Written exercise
Copy every line that mentions the word "name".

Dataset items
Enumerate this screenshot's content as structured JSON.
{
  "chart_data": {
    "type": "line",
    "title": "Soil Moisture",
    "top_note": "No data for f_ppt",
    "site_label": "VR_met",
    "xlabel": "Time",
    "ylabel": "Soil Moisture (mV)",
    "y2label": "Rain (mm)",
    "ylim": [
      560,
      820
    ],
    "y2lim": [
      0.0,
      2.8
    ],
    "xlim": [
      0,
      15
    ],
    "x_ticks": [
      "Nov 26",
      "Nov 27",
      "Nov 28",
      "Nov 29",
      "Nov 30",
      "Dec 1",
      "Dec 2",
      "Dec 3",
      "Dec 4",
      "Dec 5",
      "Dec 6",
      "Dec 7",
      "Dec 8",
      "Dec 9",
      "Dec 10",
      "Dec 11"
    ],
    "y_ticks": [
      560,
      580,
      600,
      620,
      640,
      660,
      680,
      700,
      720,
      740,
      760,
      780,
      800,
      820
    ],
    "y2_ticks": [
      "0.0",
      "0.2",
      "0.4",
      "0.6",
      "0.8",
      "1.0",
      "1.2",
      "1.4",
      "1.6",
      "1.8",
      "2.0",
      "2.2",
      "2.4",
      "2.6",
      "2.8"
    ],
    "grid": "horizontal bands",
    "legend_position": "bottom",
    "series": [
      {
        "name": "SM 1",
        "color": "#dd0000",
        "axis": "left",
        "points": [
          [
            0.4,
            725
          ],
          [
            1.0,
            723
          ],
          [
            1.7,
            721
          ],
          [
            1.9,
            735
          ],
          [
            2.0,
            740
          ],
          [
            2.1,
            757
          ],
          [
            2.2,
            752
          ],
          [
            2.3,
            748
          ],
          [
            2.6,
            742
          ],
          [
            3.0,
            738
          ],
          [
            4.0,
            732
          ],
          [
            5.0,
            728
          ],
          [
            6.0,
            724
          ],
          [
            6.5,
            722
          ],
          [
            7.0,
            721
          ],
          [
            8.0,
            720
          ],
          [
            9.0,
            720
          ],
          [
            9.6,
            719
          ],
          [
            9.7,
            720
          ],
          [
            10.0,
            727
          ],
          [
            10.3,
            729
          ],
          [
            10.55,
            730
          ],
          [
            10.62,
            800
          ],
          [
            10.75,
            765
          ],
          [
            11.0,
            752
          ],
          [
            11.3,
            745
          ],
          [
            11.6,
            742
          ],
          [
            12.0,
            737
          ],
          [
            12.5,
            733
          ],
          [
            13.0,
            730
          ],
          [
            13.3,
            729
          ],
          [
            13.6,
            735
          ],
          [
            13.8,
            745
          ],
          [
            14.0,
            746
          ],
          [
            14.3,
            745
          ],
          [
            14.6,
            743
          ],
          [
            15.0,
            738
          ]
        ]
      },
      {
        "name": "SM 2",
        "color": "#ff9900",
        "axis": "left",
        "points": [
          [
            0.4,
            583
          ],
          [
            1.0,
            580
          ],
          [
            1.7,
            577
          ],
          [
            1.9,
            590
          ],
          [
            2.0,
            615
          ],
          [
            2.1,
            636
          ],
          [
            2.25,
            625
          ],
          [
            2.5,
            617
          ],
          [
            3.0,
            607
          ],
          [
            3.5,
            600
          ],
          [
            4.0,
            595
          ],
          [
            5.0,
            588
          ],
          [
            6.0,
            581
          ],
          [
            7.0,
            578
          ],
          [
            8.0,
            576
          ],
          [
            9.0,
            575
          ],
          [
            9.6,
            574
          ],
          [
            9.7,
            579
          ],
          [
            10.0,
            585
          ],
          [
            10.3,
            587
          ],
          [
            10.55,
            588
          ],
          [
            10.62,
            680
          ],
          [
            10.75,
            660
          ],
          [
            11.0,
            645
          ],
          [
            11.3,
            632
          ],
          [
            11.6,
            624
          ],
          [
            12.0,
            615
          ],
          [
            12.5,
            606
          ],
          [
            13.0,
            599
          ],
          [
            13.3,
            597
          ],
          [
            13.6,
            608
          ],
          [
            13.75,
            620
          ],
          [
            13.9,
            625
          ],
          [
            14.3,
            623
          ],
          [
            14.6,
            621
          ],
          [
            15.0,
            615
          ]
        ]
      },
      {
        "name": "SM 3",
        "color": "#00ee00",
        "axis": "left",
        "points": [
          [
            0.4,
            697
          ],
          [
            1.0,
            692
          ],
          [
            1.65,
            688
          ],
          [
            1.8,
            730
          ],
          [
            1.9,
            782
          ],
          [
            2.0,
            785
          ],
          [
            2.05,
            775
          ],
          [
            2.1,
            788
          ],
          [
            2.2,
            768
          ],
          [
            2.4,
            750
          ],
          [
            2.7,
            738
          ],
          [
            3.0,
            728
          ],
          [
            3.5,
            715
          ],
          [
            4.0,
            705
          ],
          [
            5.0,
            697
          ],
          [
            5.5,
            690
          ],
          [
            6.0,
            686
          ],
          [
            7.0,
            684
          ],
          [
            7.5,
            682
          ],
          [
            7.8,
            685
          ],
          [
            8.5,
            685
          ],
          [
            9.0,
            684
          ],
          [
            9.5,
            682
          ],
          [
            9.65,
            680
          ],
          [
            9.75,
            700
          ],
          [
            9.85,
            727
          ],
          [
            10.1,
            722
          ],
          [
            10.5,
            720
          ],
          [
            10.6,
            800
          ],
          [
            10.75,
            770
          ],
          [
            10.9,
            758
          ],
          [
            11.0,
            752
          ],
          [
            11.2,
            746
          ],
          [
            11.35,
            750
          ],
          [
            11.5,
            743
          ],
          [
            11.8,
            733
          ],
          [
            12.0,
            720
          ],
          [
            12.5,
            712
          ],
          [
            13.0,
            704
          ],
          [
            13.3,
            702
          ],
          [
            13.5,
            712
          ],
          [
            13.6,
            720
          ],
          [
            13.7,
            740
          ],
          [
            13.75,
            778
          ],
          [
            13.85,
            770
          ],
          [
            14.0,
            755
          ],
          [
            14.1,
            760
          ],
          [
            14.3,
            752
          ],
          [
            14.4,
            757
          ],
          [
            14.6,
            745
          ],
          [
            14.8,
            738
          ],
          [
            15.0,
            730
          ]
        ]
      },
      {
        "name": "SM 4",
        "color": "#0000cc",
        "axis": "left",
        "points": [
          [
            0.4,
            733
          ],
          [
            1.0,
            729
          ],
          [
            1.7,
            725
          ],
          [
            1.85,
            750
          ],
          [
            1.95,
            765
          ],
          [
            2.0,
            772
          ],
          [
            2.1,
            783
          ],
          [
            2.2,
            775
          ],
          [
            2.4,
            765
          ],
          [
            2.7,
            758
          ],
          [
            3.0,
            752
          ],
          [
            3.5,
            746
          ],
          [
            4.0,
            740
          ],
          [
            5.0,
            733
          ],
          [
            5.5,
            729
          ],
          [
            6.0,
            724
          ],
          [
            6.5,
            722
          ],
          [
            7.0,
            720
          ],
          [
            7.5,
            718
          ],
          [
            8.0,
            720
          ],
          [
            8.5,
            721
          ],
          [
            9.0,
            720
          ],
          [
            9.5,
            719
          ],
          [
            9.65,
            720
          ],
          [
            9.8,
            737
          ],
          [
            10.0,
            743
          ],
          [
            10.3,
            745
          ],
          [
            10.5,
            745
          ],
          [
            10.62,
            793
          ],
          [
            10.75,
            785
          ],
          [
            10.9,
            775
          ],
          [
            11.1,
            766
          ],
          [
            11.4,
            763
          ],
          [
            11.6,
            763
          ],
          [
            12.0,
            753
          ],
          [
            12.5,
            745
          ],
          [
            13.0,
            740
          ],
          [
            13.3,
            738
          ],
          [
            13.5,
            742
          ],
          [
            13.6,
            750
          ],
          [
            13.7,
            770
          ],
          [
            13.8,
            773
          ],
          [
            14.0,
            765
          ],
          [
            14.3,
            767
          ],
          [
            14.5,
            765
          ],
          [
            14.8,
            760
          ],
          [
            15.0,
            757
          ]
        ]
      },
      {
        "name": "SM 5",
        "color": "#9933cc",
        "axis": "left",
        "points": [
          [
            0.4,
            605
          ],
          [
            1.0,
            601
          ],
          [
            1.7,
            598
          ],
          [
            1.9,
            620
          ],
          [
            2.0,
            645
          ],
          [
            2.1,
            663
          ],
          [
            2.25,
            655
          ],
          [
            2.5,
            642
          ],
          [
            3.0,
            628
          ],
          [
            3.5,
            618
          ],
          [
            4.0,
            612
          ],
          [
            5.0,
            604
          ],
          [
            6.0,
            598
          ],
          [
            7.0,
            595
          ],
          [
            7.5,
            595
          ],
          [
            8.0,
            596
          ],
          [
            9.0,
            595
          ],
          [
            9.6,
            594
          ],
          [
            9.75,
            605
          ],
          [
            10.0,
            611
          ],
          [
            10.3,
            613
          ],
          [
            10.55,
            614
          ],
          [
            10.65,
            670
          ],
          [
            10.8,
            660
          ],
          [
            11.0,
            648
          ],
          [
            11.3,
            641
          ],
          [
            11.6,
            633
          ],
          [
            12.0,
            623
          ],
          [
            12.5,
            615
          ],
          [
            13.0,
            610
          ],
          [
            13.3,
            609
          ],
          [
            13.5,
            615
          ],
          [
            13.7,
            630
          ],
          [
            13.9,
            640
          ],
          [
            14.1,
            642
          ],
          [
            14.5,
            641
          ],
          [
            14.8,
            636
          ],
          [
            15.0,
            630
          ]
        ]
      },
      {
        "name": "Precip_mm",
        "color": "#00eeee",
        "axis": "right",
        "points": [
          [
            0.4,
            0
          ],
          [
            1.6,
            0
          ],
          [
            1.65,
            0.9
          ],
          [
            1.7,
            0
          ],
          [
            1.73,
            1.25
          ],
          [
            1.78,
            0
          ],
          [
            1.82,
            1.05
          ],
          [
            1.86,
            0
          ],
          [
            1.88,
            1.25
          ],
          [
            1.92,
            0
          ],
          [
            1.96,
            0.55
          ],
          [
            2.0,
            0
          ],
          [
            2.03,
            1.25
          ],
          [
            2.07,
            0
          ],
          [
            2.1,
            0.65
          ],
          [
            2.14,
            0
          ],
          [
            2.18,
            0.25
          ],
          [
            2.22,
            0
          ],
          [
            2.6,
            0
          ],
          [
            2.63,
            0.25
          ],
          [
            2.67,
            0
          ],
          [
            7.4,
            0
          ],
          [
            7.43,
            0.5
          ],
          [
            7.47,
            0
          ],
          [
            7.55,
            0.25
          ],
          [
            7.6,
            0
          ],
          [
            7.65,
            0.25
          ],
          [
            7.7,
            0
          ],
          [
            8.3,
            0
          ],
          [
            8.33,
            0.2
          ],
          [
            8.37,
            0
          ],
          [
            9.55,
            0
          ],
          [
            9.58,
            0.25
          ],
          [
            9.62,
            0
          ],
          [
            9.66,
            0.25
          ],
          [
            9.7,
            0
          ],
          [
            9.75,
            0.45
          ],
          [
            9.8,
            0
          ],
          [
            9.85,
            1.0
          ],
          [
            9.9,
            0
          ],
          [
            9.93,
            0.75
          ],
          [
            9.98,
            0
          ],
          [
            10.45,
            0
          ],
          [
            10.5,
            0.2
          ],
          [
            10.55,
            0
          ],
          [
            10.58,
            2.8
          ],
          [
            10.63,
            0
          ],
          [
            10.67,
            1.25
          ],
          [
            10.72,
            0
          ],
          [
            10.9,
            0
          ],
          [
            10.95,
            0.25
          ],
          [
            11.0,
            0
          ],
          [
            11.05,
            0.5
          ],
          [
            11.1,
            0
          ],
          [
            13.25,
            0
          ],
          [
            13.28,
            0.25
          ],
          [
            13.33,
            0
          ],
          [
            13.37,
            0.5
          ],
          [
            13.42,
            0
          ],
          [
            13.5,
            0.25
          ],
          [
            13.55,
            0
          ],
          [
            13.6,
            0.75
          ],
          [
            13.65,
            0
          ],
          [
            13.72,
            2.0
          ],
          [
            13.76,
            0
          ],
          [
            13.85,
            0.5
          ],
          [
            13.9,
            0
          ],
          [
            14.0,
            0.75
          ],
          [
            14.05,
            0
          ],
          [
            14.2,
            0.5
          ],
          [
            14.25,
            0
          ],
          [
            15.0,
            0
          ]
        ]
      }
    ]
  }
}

Completed task
        "name": "SM 1",
        "name": "SM 2",
        "name": "SM 3",
        "name": "SM 4",
        "name": "SM 5",
        "name": "Precip_mm",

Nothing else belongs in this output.